◆ **Work to do**:
**A)** In the passage on Dillon Read's profits from Cornell, how many shares did Dillon's April 1997 13-D filing report?
**B)** Continue the passage on Dillon Read's profits from Cornell, picking up after its final sentence.

◆ **Source passage**:
# # # # #

Dillon Read Profits on Cornell - An Example of How to Estimate "Prison Pop"

**** # # # ****

Dillon Read’s Estimated Total Profits on Cornell Corrections: $32.1 Million

PROFIT #1:
Estimate of Dillon Read Profits on Stock Investments:

$26.1 Million – Return on Investment (ROI) for Dillon Investors of Est. 35-45% -- Representing 8X Increase on Investment

EXPLANATION: Cornell’s October 1996 Prospectus describes Dillon and its funds as having a stock position of 1,359,863 shares. Dillon's April 1997 Cornell 13-D filling describes shareholdings of 1,191,864 shares and an original cost of $3,359,736. The difference appears to be a distribution of shares to the Concord partners in early 1997. We assume that this distribution was 168,000 shares and for purposes of estimating cost, assume their average purchase price on these shares was $2.75 average cost per share for all existing shareholders (Dillon managed funds and employees were approximately 44% of existing shareholders) in Cornell’s October 4, 1996 Prospectus. (A prospectus is the document provided to investors that describes the company and its securities.)

# # # # #

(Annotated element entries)
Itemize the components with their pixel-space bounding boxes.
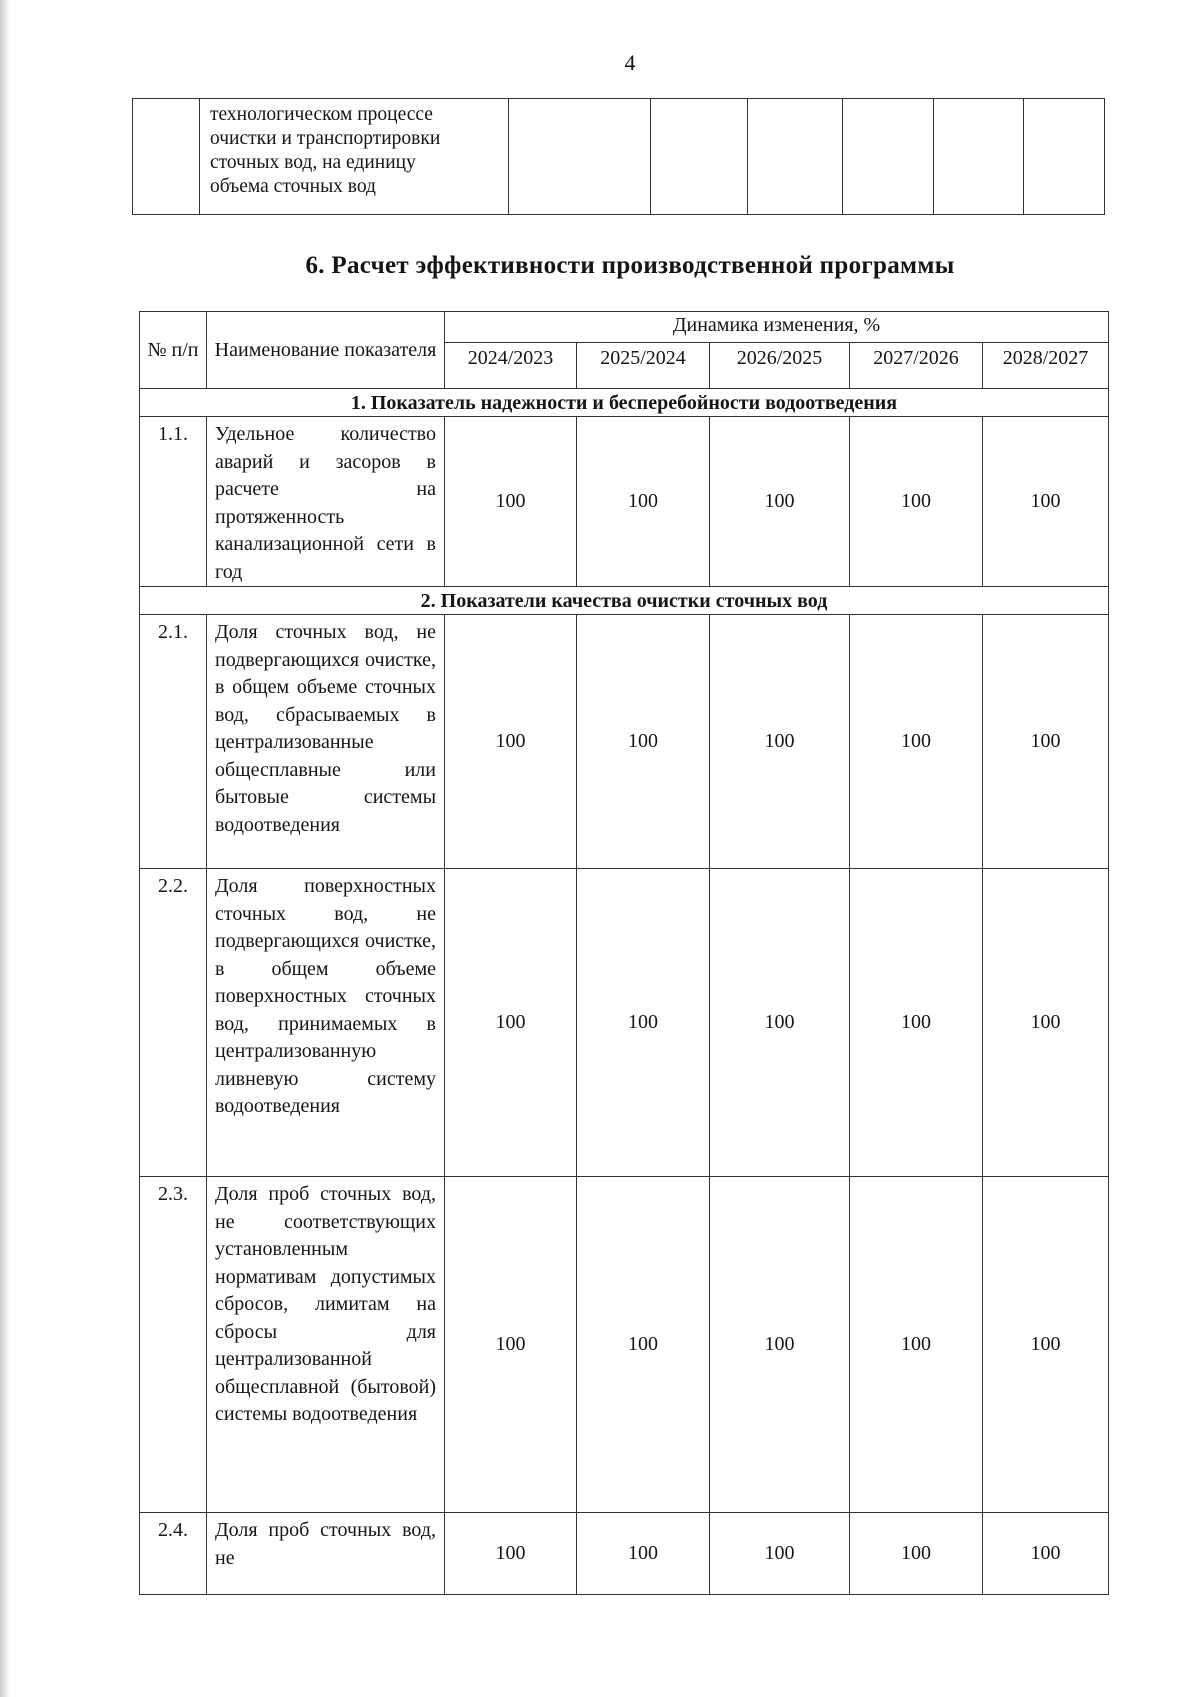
indicator-name: Доля сточных вод, не подвергающихся очистке, в общем объеме сточных вод, сбрасываемых в централизованные общесплавные или бытовые системы водоотведения <box>207 615 445 869</box>
indicator-name-cell <box>200 99 509 215</box>
value-cell: 100 <box>710 1177 850 1513</box>
indicator-name: Доля проб сточных вод, не <box>207 1513 445 1595</box>
table-row <box>133 99 1105 215</box>
value-cell <box>748 99 843 215</box>
col-header-num: № п/п <box>140 312 207 389</box>
col-header-year: 2025/2024 <box>577 343 710 389</box>
value-cell: 100 <box>710 417 850 587</box>
value-cell <box>1024 99 1105 215</box>
section-header-row <box>140 587 1109 615</box>
value-cell: 100 <box>850 1177 983 1513</box>
col-header-year: 2028/2027 <box>983 343 1109 389</box>
value-cell <box>934 99 1024 215</box>
col-header-year: 2024/2023 <box>445 343 577 389</box>
value-cell: 100 <box>983 1177 1109 1513</box>
value-cell <box>509 99 651 215</box>
value-cell: 100 <box>710 1513 850 1595</box>
value-cell: 100 <box>445 1177 577 1513</box>
value-cell: 100 <box>445 417 577 587</box>
value-cell <box>651 99 748 215</box>
value-cell: 100 <box>850 417 983 587</box>
continuation-table <box>132 98 1105 215</box>
indicator-name: Удельное количество аварий и засоров в расчете на протяженность канализационной сети в год <box>207 417 445 587</box>
row-number: 2.1. <box>140 615 207 869</box>
efficiency-table <box>139 311 1109 1595</box>
value-cell: 100 <box>577 417 710 587</box>
row-number: 1.1. <box>140 417 207 587</box>
value-cell: 100 <box>445 615 577 869</box>
value-cell: 100 <box>577 1513 710 1595</box>
row-number: 2.3. <box>140 1177 207 1513</box>
value-cell: 100 <box>850 615 983 869</box>
row-number: 2.4. <box>140 1513 207 1595</box>
section-header: 2. Показатели качества очистки сточных вод <box>140 587 1109 615</box>
value-cell: 100 <box>577 615 710 869</box>
table-row <box>140 615 1109 869</box>
col-header-dynamics: Динамика изменения, % <box>445 312 1109 343</box>
col-header-year: 2027/2026 <box>850 343 983 389</box>
header-row <box>140 312 1109 343</box>
value-cell <box>843 99 934 215</box>
value-cell: 100 <box>710 615 850 869</box>
value-cell: 100 <box>577 869 710 1177</box>
value-cell: 100 <box>983 417 1109 587</box>
value-cell: 100 <box>710 869 850 1177</box>
row-number: 2.2. <box>140 869 207 1177</box>
value-cell: 100 <box>983 615 1109 869</box>
value-cell: 100 <box>850 869 983 1177</box>
col-header-name: Наименование показателя <box>207 312 445 389</box>
value-cell: 100 <box>983 869 1109 1177</box>
text-line: сточных вод, на единицу <box>210 152 416 173</box>
table-row <box>140 1513 1109 1595</box>
text-line: технологическом процессе <box>210 104 433 125</box>
indicator-name: Доля поверхностных сточных вод, не подвергающихся очистке, в общем объеме поверхностных сточных вод, принимаемых в централизованную ливневую систему водоотведения <box>207 869 445 1177</box>
table-row <box>140 417 1109 587</box>
table-row <box>140 869 1109 1177</box>
section-title: 6. Расчет эффективности производственной программы <box>305 252 955 279</box>
text-line: объема сточных вод <box>210 176 376 197</box>
num-cell <box>133 99 200 215</box>
value-cell: 100 <box>445 869 577 1177</box>
table-row <box>140 1177 1109 1513</box>
section-header: 1. Показатель надежности и бесперебойности водоотведения <box>140 389 1109 417</box>
value-cell: 100 <box>577 1177 710 1513</box>
value-cell: 100 <box>850 1513 983 1595</box>
page-number: 4 <box>624 50 636 75</box>
col-header-year: 2026/2025 <box>710 343 850 389</box>
section-header-row <box>140 389 1109 417</box>
text-line: очистки и транспортировки <box>210 128 441 149</box>
indicator-name: Доля проб сточных вод, не соответствующих установленным нормативам допустимых сбросов, лимитам на сбросы для централизованной общесплавной (бытовой) системы водоотведения <box>207 1177 445 1513</box>
value-cell: 100 <box>983 1513 1109 1595</box>
value-cell: 100 <box>445 1513 577 1595</box>
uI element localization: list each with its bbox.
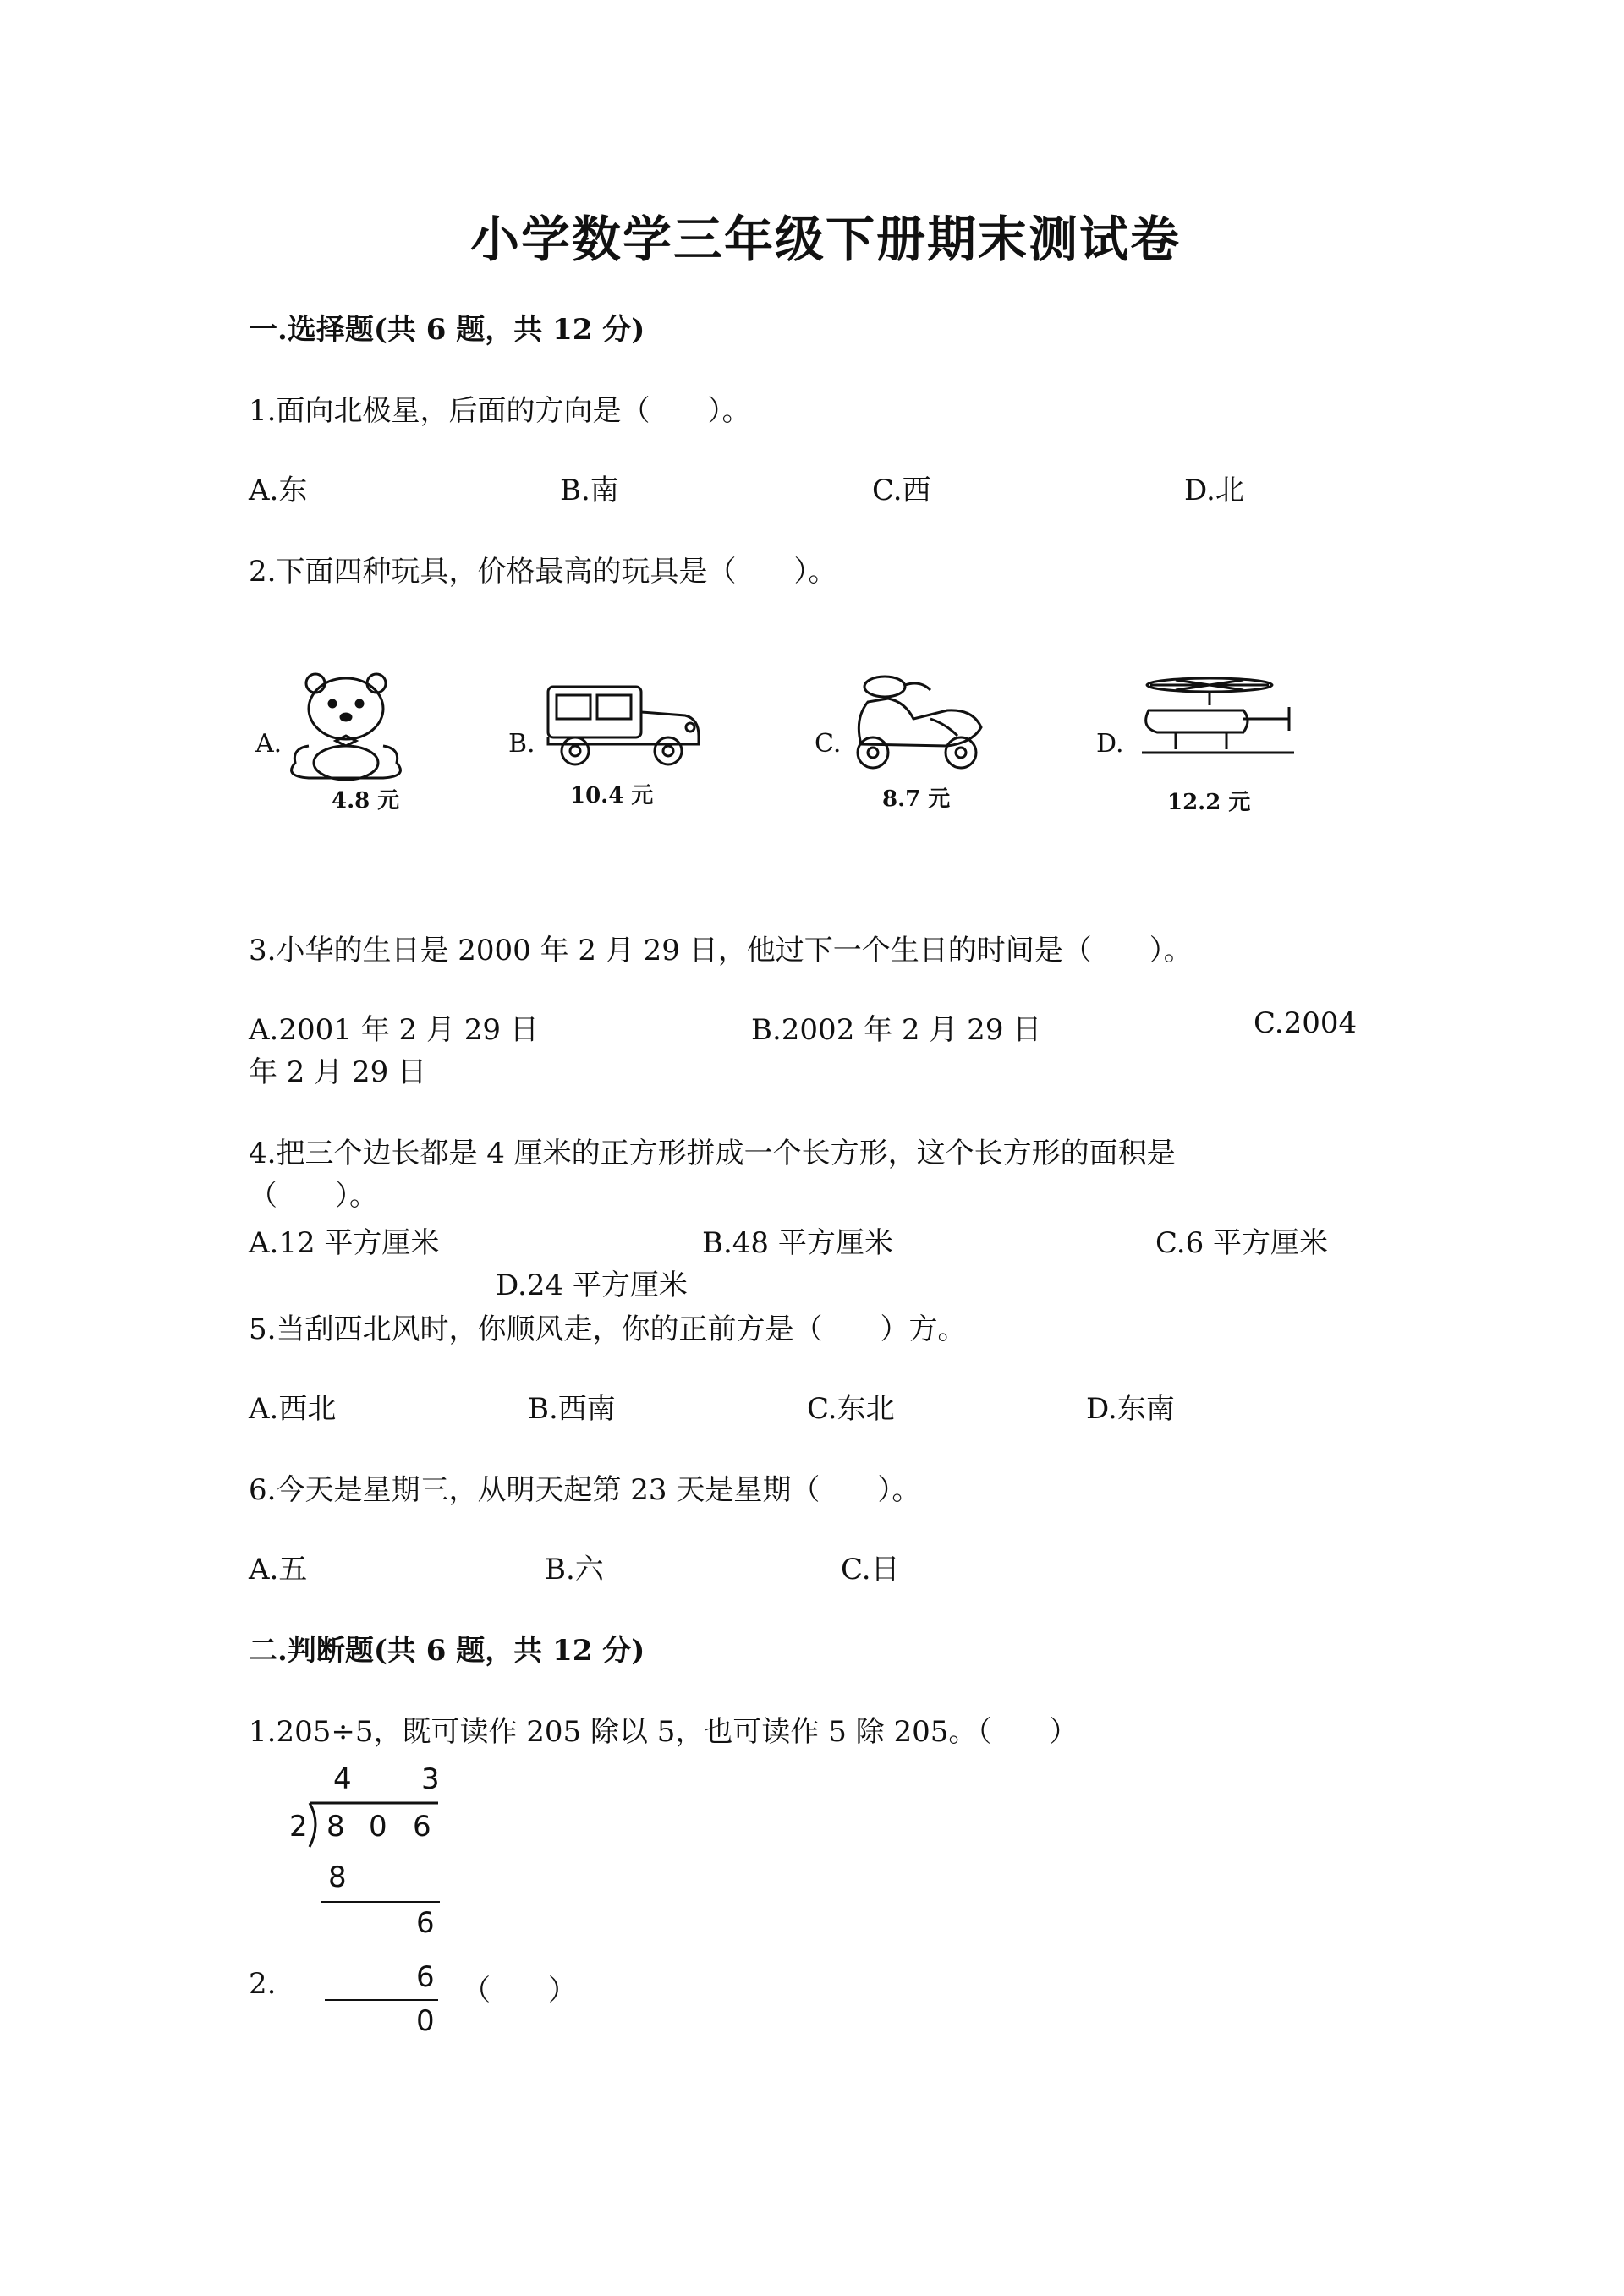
toy-b-price: 10.4 元 <box>570 783 654 808</box>
dividend-digit-1: 8 <box>326 1810 345 1844</box>
question-4-wrap: （ ）。 <box>249 1179 378 1213</box>
question-3: 3.小华的生日是 2000 年 2 月 29 日，他过下一个生日的时间是（ ）。 <box>249 934 1193 967</box>
q4-option-a[interactable]: A.12 平方厘米 <box>249 1226 440 1260</box>
toy-a-letter: A. <box>255 729 283 759</box>
toy-d-price: 12.2 元 <box>1167 790 1251 815</box>
step-2-value: 6 <box>416 1906 435 1940</box>
q3-option-c[interactable]: C.2004 <box>1254 1006 1358 1040</box>
toy-d-letter: D. <box>1096 729 1124 759</box>
q5-option-c[interactable]: C.东北 <box>807 1392 895 1426</box>
question-1: 1.面向北极星，后面的方向是（ ）。 <box>249 394 751 428</box>
judgment-1: 1.205÷5，既可读作 205 除以 5，也可读作 5 除 205。（ ） <box>249 1715 1078 1749</box>
scooter-icon[interactable] <box>846 668 990 778</box>
question-4: 4.把三个边长都是 4 厘米的正方形拼成一个长方形，这个长方形的面积是 <box>249 1137 1176 1170</box>
q4-option-c[interactable]: C.6 平方厘米 <box>1155 1226 1329 1260</box>
step-1-value: 8 <box>328 1860 347 1894</box>
q1-option-c[interactable]: C.西 <box>872 474 931 507</box>
toy-a-price: 4.8 元 <box>332 788 400 814</box>
quotient-digit-2: 3 <box>421 1762 440 1796</box>
judgment-2-paren[interactable]: （ ） <box>462 1974 577 2008</box>
question-5: 5.当刮西北风时，你顺风走，你的正前方是（ ）方。 <box>249 1312 967 1346</box>
q1-option-d[interactable]: D.北 <box>1184 474 1244 507</box>
q3-option-c-wrap: 年 2 月 29 日 <box>249 1055 427 1089</box>
section-heading-judgment: 二.判断题(共 6 题，共 12 分) <box>249 1634 645 1668</box>
judgment-2-number: 2. <box>249 1967 277 2001</box>
dividend-digit-2: 0 <box>369 1810 387 1844</box>
dividend-digit-3: 6 <box>413 1810 431 1844</box>
q5-option-b[interactable]: B.西南 <box>528 1392 616 1426</box>
bear-icon[interactable] <box>283 668 410 786</box>
q1-option-a[interactable]: A.东 <box>249 474 308 507</box>
car-icon[interactable] <box>541 677 702 770</box>
q4-option-b[interactable]: B.48 平方厘米 <box>702 1226 893 1260</box>
section-heading-choice: 一.选择题(共 6 题，共 12 分) <box>249 313 645 347</box>
toy-c-letter: C. <box>815 729 842 759</box>
q6-option-a[interactable]: A.五 <box>249 1553 308 1586</box>
q6-option-b[interactable]: B.六 <box>545 1553 604 1586</box>
question-2: 2.下面四种玩具，价格最高的玩具是（ ）。 <box>249 555 837 589</box>
q5-option-d[interactable]: D.东南 <box>1086 1392 1175 1426</box>
step-1-line <box>321 1901 440 1903</box>
q3-option-a[interactable]: A.2001 年 2 月 29 日 <box>249 1013 539 1047</box>
step-3-line <box>325 1999 438 2001</box>
q4-option-d[interactable]: D.24 平方厘米 <box>496 1269 688 1302</box>
q6-option-c[interactable]: C.日 <box>841 1553 900 1586</box>
toy-c-price: 8.7 元 <box>882 786 951 812</box>
question-6: 6.今天是星期三，从明天起第 23 天是星期（ ）。 <box>249 1473 921 1507</box>
helicopter-icon[interactable] <box>1133 677 1294 770</box>
toy-b-letter: B. <box>508 729 535 759</box>
q1-option-b[interactable]: B.南 <box>560 474 619 507</box>
quotient-digit-1: 4 <box>333 1762 352 1796</box>
page-title: 小学数学三年级下册期末测试卷 <box>470 211 1182 268</box>
q5-option-a[interactable]: A.西北 <box>249 1392 337 1426</box>
step-3-value: 6 <box>416 1960 435 1994</box>
divisor: 2 <box>289 1810 308 1844</box>
q3-option-b[interactable]: B.2002 年 2 月 29 日 <box>751 1013 1042 1047</box>
remainder: 0 <box>416 2004 435 2038</box>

# # # # #

◆ **Results for each task**:
**A)** 1,191,864 shares.

**B)**
Dillon did not appear to sell shares in the October 4, 1996 or the October 10, 1997 offering, yet was not shown as a holder of 5% or more in the March 9, 1998 proxy. (A proxy is the annual filing soliciting annual shareholder votes that describes the stock holdings of officers and directors as well as any holder known to the company to have 5% or more of the outstanding shares.)

For purposes of estimation, we are assuming that stock options can be treated as shares and Dillon and partners to whom they distributed shares sold their various positions between October 10, 1997 and March 1997 at or between the first quarter high of $24 – shown in Cornell’s 1998 10K – or the offering price in October 1997 of $19.625. As a result, we assumed an average sales price of $22.

Under these assumptions, total proceeds would have been $29,916,986. Profits would have been these amounts, less the costs of $3,821,736, or $26,095,250 in capital gains (stock profits). Of this amount, the officer and director personal positions of 335,233 shares (including options) would have been proceeds of $7,375,126 less costs of $652,999.99 ($2.15 per share shown in SEC filings breakdown for costs of the different Dillon positions – which differs by slight amounts than the total of the stock costs listed for the 32 Dillon officers and directors listed as shareholders at Exhibit E in the April 1997 13-D filing), generating estimated profits for officers and directors directly of $6,722,126.

Actual profits will differ from these estimates based on such factors as different timing of investments, sales or stock and option costs.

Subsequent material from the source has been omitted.